--- begin Working data ---

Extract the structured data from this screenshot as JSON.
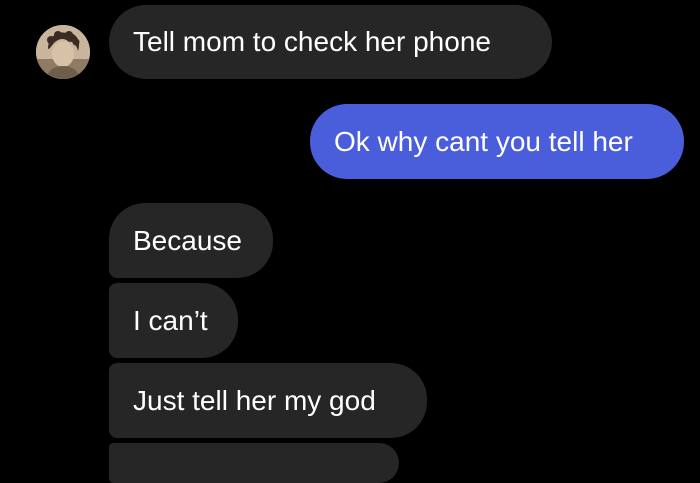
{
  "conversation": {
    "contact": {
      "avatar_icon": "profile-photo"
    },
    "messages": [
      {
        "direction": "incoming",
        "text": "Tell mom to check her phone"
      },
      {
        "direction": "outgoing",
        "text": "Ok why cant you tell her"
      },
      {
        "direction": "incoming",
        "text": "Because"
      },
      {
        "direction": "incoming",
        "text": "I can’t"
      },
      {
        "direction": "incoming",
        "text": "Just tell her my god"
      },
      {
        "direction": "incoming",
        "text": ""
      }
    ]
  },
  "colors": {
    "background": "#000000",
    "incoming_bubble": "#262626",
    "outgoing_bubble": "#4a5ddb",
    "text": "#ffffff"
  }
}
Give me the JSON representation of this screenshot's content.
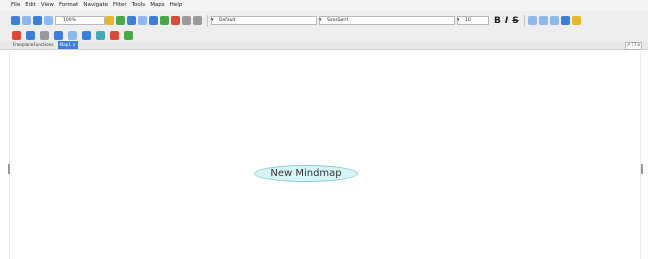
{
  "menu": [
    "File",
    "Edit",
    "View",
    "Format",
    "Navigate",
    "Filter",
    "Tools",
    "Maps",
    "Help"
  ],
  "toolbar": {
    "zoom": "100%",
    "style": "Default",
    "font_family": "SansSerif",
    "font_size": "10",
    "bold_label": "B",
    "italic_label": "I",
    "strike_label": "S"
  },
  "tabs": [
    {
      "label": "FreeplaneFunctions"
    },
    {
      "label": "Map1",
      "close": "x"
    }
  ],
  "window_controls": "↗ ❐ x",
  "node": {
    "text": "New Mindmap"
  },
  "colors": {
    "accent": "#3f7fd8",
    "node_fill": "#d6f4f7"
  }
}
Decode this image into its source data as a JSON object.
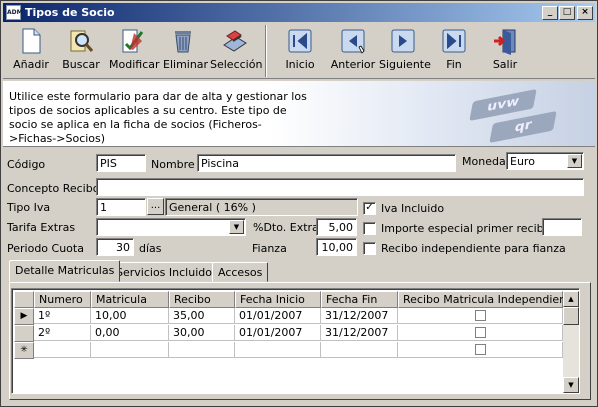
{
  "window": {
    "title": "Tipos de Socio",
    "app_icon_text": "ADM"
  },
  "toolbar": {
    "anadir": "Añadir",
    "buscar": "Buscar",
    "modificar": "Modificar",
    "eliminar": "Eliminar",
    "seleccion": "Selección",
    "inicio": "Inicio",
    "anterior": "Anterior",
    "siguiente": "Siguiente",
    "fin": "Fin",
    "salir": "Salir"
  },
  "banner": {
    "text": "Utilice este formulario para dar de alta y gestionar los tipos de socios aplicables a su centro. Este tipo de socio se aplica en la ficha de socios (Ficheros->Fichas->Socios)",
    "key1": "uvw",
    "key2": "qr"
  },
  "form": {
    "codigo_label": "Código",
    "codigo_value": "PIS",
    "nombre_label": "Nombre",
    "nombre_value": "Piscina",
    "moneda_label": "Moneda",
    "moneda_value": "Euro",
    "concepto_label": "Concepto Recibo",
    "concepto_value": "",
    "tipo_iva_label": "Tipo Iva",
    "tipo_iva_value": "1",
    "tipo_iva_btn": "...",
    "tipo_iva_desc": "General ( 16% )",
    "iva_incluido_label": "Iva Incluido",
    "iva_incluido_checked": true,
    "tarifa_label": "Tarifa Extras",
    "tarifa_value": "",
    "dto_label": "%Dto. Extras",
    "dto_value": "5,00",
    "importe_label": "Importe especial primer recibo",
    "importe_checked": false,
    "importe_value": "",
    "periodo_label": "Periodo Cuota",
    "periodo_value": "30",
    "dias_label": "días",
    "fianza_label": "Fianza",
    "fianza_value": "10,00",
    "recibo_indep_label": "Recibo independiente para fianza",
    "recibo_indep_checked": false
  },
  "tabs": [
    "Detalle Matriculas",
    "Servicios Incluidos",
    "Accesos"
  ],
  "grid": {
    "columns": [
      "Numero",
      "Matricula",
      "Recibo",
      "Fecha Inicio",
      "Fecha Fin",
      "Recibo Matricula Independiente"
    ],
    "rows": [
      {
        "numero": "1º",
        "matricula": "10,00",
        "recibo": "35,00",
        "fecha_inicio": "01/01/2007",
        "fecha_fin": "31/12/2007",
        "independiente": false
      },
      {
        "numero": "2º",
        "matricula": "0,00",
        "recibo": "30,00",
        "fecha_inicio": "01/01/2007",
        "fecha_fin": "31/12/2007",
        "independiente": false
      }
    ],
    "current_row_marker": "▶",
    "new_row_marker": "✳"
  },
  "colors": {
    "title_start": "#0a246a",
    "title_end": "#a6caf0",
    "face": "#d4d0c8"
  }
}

--- end Working data ---

Find the lines with the string "false" and reproduce them.

### Solution below
    "importe_checked": false,
    "recibo_indep_checked": false
        "independiente": false
        "independiente": false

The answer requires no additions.